> Short exercise:
Repeat exactly each line of the data provided below.

----

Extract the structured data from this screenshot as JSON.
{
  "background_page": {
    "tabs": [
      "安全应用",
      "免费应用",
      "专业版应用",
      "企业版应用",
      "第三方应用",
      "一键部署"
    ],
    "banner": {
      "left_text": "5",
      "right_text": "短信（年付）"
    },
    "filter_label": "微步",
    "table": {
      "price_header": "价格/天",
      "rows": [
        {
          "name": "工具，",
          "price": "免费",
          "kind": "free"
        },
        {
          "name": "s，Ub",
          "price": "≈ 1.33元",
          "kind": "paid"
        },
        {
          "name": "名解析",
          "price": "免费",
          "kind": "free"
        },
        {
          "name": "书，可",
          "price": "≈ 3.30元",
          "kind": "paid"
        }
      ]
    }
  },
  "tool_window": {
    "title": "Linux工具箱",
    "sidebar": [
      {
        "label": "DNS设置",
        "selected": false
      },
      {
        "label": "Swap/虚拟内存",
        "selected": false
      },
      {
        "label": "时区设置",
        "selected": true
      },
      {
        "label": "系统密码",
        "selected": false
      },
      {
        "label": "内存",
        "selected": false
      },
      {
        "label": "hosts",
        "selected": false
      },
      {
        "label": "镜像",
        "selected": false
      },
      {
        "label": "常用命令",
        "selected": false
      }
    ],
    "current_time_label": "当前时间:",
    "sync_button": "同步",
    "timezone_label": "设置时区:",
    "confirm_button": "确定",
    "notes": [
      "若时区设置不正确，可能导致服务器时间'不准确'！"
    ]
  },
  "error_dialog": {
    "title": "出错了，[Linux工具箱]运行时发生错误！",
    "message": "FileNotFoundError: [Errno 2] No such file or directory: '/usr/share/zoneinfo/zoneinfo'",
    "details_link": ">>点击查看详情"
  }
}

----

> Correct result:
Extract the structured data from this screenshot as JSON.
{
  "background_page": {
    "tabs": [
      "安全应用",
      "免费应用",
      "专业版应用",
      "企业版应用",
      "第三方应用",
      "一键部署"
    ],
    "banner": {
      "left_text": "5",
      "right_text": "短信（年付）"
    },
    "filter_label": "微步",
    "table": {
      "price_header": "价格/天",
      "rows": [
        {
          "name": "工具，",
          "price": "免费",
          "kind": "free"
        },
        {
          "name": "s，Ub",
          "price": "≈ 1.33元",
          "kind": "paid"
        },
        {
          "name": "名解析",
          "price": "免费",
          "kind": "free"
        },
        {
          "name": "书，可",
          "price": "≈ 3.30元",
          "kind": "paid"
        }
      ]
    }
  },
  "tool_window": {
    "title": "Linux工具箱",
    "sidebar": [
      {
        "label": "DNS设置",
        "selected": false
      },
      {
        "label": "Swap/虚拟内存",
        "selected": false
      },
      {
        "label": "时区设置",
        "selected": true
      },
      {
        "label": "系统密码",
        "selected": false
      },
      {
        "label": "内存",
        "selected": false
      },
      {
        "label": "hosts",
        "selected": false
      },
      {
        "label": "镜像",
        "selected": false
      },
      {
        "label": "常用命令",
        "selected": false
      }
    ],
    "current_time_label": "当前时间:",
    "sync_button": "同步",
    "timezone_label": "设置时区:",
    "confirm_button": "确定",
    "notes": [
      "若时区设置不正确，可能导致服务器时间'不准确'！"
    ]
  },
  "error_dialog": {
    "title": "出错了，[Linux工具箱]运行时发生错误！",
    "message": "FileNotFoundError: [Errno 2] No such file or directory: '/usr/share/zoneinfo/zoneinfo'",
    "details_link": ">>点击查看详情"
  }
}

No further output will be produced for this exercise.